─── Provided information ───

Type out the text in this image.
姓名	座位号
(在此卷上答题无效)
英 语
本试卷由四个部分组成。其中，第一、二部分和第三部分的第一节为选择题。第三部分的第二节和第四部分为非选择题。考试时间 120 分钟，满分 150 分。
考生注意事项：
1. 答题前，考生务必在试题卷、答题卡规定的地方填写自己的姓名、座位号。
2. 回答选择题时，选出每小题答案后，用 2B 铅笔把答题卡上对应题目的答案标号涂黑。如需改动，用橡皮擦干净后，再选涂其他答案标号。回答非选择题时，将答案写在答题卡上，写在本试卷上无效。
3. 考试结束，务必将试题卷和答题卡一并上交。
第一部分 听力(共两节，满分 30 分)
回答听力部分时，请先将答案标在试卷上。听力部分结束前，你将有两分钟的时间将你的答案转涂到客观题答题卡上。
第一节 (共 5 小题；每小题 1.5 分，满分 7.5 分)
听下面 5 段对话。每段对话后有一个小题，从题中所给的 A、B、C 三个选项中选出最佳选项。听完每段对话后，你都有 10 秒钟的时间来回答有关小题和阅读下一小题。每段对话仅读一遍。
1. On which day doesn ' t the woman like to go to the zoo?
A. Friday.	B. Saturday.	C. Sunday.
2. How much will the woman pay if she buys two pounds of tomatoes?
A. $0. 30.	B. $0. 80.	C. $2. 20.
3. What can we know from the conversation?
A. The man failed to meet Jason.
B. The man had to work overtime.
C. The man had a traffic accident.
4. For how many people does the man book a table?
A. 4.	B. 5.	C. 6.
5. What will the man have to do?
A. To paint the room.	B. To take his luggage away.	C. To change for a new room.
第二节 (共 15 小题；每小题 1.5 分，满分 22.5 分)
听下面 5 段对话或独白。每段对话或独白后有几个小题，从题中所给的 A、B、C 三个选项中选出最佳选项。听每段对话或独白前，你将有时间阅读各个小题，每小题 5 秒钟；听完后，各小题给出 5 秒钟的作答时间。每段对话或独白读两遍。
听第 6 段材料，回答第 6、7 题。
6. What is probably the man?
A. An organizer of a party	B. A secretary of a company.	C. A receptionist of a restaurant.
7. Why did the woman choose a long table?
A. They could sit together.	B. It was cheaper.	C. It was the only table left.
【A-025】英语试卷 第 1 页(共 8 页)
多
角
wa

───

The entries above should be repeated exactly, every one of them.

Type out the text in this image.
姓名	座位号
(在此卷上答题无效)
英 语
本试卷由四个部分组成。其中，第一、二部分和第三部分的第一节为选择题。第三部分的第二节和第四部分为非选择题。考试时间 120 分钟，满分 150 分。
考生注意事项：
1. 答题前，考生务必在试题卷、答题卡规定的地方填写自己的姓名、座位号。
2. 回答选择题时，选出每小题答案后，用 2B 铅笔把答题卡上对应题目的答案标号涂黑。如需改动，用橡皮擦干净后，再选涂其他答案标号。回答非选择题时，将答案写在答题卡上，写在本试卷上无效。
3. 考试结束，务必将试题卷和答题卡一并上交。
第一部分 听力(共两节，满分 30 分)
回答听力部分时，请先将答案标在试卷上。听力部分结束前，你将有两分钟的时间将你的答案转涂到客观题答题卡上。
第一节 (共 5 小题；每小题 1.5 分，满分 7.5 分)
听下面 5 段对话。每段对话后有一个小题，从题中所给的 A、B、C 三个选项中选出最佳选项。听完每段对话后，你都有 10 秒钟的时间来回答有关小题和阅读下一小题。每段对话仅读一遍。
1. On which day doesn ' t the woman like to go to the zoo?
A. Friday.	B. Saturday.	C. Sunday.
2. How much will the woman pay if she buys two pounds of tomatoes?
A. $0. 30.	B. $0. 80.	C. $2. 20.
3. What can we know from the conversation?
A. The man failed to meet Jason.
B. The man had to work overtime.
C. The man had a traffic accident.
4. For how many people does the man book a table?
A. 4.	B. 5.	C. 6.
5. What will the man have to do?
A. To paint the room.	B. To take his luggage away.	C. To change for a new room.
第二节 (共 15 小题；每小题 1.5 分，满分 22.5 分)
听下面 5 段对话或独白。每段对话或独白后有几个小题，从题中所给的 A、B、C 三个选项中选出最佳选项。听每段对话或独白前，你将有时间阅读各个小题，每小题 5 秒钟；听完后，各小题给出 5 秒钟的作答时间。每段对话或独白读两遍。
听第 6 段材料，回答第 6、7 题。
6. What is probably the man?
A. An organizer of a party	B. A secretary of a company.	C. A receptionist of a restaurant.
7. Why did the woman choose a long table?
A. They could sit together.	B. It was cheaper.	C. It was the only table left.
【A-025】英语试卷 第 1 页(共 8 页)
多
角
wa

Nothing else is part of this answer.